====== Dataset ======

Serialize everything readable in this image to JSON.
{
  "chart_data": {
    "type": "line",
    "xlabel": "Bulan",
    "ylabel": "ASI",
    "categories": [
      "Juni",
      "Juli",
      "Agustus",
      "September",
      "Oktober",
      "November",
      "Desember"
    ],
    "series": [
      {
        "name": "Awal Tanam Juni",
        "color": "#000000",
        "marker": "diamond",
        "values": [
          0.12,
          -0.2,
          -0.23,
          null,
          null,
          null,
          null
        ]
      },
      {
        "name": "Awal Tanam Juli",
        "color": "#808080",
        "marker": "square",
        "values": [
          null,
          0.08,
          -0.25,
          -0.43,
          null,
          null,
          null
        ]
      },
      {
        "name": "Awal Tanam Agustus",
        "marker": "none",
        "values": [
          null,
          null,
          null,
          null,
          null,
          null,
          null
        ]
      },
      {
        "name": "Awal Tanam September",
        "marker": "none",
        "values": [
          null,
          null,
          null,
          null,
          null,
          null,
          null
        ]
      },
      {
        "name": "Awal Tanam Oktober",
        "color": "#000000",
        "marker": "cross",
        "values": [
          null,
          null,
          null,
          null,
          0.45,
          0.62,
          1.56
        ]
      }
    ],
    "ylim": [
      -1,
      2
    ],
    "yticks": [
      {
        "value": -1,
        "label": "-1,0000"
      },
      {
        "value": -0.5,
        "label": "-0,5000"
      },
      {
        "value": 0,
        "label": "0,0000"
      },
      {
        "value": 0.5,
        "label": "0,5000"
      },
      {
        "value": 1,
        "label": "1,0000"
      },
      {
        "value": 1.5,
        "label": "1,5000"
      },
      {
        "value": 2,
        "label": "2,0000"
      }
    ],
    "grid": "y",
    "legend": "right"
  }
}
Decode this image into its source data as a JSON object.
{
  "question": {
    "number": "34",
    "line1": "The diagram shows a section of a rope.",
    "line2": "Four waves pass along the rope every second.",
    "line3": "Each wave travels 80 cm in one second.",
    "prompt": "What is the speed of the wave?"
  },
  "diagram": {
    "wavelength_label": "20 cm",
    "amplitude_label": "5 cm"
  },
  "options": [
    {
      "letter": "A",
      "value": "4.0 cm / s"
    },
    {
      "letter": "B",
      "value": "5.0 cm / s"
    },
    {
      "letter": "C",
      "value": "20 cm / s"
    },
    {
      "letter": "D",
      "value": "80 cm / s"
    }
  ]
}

======

-- Work required --
In the records above, locate the line that contains "Decode this image". Repeat it and every line after it, exactly, and nothing else.

-- Correct response --
Decode this image into its source data as a JSON object.
{
  "question": {
    "number": "34",
    "line1": "The diagram shows a section of a rope.",
    "line2": "Four waves pass along the rope every second.",
    "line3": "Each wave travels 80 cm in one second.",
    "prompt": "What is the speed of the wave?"
  },
  "diagram": {
    "wavelength_label": "20 cm",
    "amplitude_label": "5 cm"
  },
  "options": [
    {
      "letter": "A",
      "value": "4.0 cm / s"
    },
    {
      "letter": "B",
      "value": "5.0 cm / s"
    },
    {
      "letter": "C",
      "value": "20 cm / s"
    },
    {
      "letter": "D",
      "value": "80 cm / s"
    }
  ]
}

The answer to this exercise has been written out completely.